Collected data entries
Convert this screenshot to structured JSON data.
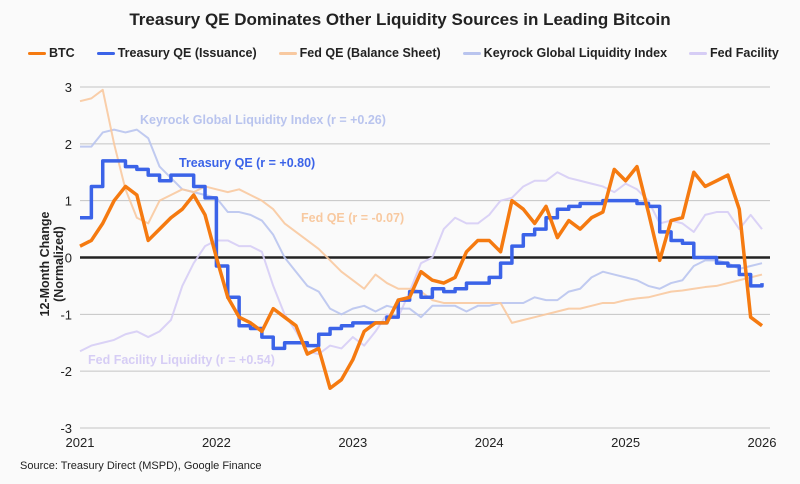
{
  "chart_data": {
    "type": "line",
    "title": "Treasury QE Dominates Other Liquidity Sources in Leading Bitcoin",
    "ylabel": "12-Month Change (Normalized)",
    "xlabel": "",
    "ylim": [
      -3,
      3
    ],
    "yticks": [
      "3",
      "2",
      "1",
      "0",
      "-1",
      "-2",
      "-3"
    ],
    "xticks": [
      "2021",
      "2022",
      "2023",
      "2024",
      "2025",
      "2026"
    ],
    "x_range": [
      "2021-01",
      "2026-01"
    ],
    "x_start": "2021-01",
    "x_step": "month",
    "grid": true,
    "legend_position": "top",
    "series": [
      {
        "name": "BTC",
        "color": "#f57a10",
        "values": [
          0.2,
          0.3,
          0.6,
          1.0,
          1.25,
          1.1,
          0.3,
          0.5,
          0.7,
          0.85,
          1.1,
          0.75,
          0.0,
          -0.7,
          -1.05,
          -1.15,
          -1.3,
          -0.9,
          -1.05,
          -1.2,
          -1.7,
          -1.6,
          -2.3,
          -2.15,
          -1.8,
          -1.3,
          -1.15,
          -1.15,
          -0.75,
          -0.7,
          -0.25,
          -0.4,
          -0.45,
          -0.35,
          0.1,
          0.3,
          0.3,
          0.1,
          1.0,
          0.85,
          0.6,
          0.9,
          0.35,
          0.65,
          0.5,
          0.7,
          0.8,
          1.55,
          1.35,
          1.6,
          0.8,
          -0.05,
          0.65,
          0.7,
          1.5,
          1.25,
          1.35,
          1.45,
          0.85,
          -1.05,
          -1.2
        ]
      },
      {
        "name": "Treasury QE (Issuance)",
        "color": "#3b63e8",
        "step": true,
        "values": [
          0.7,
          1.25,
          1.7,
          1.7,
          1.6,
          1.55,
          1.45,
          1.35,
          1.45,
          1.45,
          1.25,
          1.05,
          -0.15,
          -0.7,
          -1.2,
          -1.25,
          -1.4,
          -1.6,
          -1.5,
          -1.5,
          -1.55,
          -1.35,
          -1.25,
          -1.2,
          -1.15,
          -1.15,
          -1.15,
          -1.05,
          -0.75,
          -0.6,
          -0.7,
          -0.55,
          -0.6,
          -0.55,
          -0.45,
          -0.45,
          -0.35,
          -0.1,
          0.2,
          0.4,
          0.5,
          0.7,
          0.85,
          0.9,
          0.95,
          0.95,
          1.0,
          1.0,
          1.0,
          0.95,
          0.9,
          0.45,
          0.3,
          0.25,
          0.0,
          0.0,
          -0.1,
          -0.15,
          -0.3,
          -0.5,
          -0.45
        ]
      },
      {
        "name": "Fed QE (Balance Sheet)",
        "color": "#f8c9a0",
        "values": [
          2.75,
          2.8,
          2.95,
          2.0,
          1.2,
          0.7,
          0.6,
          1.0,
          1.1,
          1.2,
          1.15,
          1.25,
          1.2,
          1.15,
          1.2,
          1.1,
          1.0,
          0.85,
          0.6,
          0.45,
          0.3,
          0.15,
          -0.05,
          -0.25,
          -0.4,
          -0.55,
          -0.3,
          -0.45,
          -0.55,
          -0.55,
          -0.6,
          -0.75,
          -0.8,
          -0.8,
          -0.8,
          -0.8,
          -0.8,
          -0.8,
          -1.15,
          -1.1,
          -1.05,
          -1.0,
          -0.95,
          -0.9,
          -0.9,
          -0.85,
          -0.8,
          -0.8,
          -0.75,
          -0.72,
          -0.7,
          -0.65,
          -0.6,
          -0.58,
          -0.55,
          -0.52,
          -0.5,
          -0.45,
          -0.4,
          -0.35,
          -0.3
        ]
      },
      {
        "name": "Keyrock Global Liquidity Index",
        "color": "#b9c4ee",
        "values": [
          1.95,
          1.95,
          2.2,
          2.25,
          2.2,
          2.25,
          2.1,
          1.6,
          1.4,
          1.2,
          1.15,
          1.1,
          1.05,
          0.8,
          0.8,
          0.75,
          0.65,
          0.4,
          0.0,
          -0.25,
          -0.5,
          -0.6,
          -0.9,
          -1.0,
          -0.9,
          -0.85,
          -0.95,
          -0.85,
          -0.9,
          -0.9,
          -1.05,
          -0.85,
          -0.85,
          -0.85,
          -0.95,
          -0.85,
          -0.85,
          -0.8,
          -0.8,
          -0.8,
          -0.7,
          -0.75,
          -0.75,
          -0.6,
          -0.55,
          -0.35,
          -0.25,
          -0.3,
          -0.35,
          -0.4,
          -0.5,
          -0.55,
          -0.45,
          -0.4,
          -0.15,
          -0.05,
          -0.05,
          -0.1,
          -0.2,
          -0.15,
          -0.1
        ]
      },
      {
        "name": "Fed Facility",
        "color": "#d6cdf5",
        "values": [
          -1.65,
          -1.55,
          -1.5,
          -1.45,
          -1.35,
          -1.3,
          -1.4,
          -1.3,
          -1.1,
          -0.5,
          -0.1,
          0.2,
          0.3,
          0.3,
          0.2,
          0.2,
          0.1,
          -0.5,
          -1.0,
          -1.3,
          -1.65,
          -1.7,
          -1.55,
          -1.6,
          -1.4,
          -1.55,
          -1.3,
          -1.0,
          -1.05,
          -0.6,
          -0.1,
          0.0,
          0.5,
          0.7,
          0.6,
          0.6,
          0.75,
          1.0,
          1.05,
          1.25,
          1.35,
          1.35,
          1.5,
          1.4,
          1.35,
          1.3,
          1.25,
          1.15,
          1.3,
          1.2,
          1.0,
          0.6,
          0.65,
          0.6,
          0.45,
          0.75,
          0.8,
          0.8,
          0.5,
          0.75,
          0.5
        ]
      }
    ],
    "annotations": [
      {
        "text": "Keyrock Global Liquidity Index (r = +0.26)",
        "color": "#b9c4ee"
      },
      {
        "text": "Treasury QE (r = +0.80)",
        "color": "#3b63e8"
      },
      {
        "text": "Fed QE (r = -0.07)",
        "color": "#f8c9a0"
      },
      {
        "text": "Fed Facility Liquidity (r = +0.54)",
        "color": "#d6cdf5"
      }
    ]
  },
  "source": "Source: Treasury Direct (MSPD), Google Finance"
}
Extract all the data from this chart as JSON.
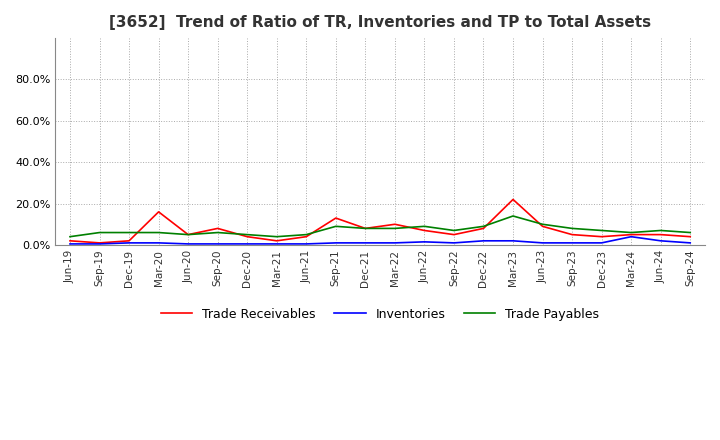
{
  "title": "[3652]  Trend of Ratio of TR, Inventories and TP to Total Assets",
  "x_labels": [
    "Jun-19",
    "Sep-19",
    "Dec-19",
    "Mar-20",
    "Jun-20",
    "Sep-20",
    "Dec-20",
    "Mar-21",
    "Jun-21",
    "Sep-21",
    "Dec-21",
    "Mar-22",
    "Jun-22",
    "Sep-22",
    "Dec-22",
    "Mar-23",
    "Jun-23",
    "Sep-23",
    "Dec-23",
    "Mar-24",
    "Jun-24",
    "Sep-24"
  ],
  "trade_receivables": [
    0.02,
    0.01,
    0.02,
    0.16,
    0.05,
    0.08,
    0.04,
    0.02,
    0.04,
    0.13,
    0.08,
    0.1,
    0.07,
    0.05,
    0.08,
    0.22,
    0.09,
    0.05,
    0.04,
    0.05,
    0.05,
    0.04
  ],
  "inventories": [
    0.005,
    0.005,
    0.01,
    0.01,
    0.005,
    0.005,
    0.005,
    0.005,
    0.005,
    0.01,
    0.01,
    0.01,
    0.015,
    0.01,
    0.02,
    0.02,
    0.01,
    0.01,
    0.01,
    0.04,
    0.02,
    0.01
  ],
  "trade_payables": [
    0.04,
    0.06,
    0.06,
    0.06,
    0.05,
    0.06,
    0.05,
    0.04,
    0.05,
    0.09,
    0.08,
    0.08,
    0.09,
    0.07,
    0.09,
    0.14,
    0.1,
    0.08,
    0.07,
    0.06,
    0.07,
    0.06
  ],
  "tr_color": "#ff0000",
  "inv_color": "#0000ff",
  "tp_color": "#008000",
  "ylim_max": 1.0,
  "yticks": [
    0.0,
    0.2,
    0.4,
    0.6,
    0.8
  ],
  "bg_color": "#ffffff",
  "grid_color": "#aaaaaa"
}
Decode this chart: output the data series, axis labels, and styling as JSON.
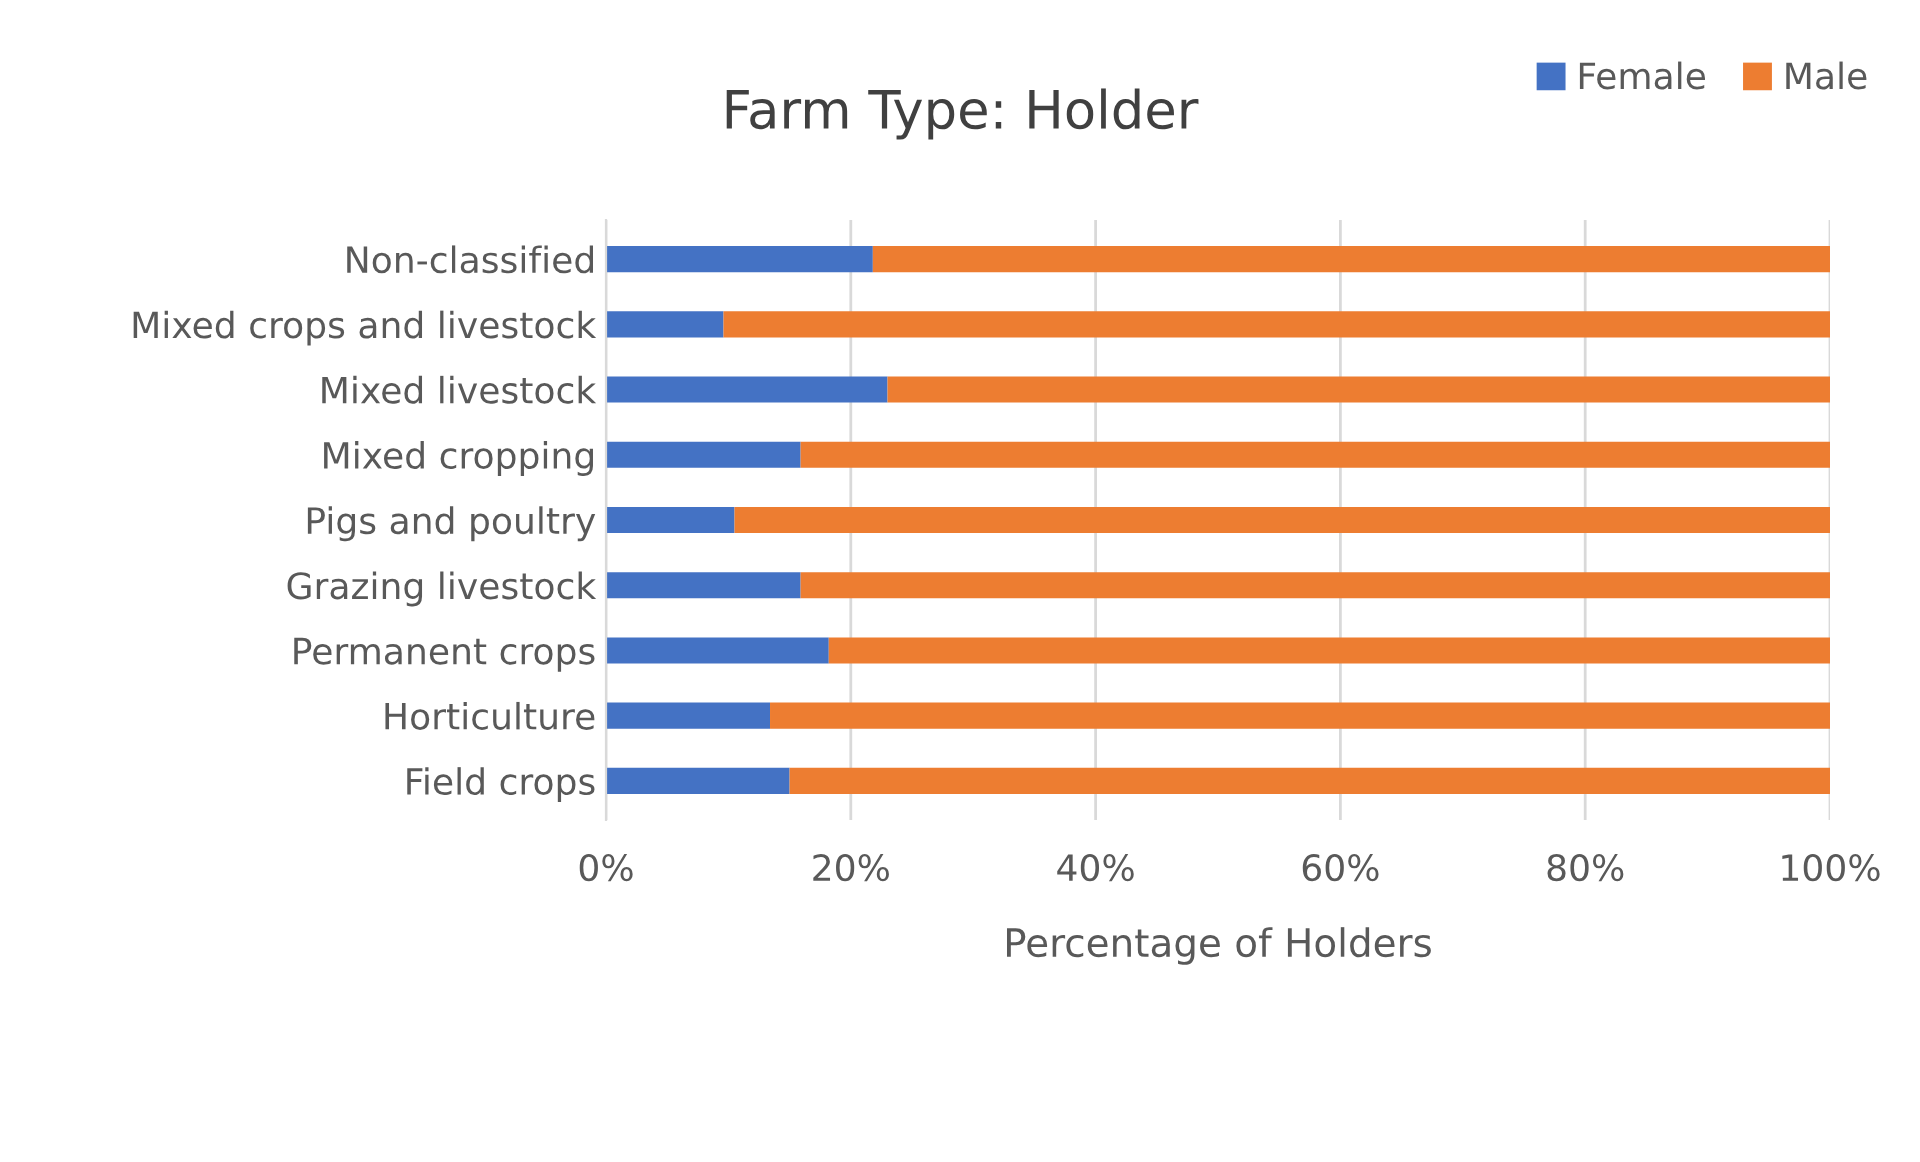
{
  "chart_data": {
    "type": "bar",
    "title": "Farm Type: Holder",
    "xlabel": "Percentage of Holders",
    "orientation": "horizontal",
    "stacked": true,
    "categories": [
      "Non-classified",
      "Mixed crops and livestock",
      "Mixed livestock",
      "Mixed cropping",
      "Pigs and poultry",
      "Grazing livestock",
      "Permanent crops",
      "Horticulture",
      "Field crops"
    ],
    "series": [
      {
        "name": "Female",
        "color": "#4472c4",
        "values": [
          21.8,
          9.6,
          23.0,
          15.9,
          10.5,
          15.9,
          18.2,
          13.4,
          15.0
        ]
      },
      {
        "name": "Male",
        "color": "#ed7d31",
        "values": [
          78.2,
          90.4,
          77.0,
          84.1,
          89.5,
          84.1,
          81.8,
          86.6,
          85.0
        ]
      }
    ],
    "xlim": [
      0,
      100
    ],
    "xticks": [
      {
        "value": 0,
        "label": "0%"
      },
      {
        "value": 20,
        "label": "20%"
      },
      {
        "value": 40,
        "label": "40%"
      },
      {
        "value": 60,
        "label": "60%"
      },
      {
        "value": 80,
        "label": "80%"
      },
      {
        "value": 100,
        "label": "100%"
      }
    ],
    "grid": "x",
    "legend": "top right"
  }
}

= Exercise instructions =
Which lines contain the word "crops"? Return each of them.

= Solution for this exercise =
      "Mixed crops and livestock",
      "Permanent crops",
      "Field crops"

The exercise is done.